WHAT NEEDS TO BE DONE: Which lines below contain the string "DRIVERLESS", matching case? Copy each of those lines in full.
+-------+
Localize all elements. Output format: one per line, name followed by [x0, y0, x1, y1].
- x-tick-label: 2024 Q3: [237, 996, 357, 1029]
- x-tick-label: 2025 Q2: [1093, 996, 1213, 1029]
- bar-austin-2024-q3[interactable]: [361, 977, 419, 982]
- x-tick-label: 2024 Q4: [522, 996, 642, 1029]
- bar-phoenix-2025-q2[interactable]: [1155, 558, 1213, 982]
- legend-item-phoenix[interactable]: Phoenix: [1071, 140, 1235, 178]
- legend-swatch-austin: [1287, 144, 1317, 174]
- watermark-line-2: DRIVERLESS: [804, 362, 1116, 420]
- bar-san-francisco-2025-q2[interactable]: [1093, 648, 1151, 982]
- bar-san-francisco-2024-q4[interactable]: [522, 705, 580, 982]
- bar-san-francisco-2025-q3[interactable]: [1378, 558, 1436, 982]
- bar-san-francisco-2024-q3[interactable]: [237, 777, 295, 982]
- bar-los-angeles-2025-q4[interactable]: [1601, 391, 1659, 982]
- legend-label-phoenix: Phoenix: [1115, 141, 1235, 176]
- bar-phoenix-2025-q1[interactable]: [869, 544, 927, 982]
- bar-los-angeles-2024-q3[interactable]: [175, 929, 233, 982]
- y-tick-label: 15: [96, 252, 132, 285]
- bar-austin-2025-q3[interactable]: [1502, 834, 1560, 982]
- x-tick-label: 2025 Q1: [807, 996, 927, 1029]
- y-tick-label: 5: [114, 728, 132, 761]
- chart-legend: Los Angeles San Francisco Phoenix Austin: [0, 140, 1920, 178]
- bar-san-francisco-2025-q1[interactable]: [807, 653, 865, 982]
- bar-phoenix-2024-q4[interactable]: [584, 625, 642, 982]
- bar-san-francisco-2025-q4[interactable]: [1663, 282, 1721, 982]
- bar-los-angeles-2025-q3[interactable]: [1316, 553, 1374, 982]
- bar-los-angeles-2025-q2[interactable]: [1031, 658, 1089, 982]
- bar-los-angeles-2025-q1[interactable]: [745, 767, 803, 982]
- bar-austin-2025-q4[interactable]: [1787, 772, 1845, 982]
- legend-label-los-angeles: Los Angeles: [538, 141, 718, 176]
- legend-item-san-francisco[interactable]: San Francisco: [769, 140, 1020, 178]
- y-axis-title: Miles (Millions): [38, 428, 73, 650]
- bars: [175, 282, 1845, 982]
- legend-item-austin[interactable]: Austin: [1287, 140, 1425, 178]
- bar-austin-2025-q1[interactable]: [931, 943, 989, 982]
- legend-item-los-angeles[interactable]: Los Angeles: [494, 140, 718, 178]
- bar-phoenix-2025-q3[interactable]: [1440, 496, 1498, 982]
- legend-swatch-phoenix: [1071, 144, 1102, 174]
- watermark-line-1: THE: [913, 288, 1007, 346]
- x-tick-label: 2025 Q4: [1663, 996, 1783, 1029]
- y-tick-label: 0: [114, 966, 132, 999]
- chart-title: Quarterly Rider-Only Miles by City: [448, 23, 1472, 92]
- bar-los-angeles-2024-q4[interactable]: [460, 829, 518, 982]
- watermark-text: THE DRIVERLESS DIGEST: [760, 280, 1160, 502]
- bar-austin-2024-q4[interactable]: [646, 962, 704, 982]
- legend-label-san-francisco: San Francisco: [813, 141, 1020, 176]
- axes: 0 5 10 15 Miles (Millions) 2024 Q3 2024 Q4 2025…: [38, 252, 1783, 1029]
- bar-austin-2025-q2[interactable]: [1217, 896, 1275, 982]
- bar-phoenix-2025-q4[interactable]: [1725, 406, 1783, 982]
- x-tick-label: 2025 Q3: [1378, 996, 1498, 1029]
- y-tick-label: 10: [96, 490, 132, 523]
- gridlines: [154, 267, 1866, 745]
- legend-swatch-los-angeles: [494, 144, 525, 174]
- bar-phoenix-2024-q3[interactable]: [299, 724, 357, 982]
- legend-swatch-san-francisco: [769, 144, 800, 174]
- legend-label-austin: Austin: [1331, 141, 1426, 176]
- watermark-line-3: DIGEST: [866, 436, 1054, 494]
+-------+
TASK ANSWER:
- watermark-line-2: DRIVERLESS: [804, 362, 1116, 420]
- watermark-text: THE DRIVERLESS DIGEST: [760, 280, 1160, 502]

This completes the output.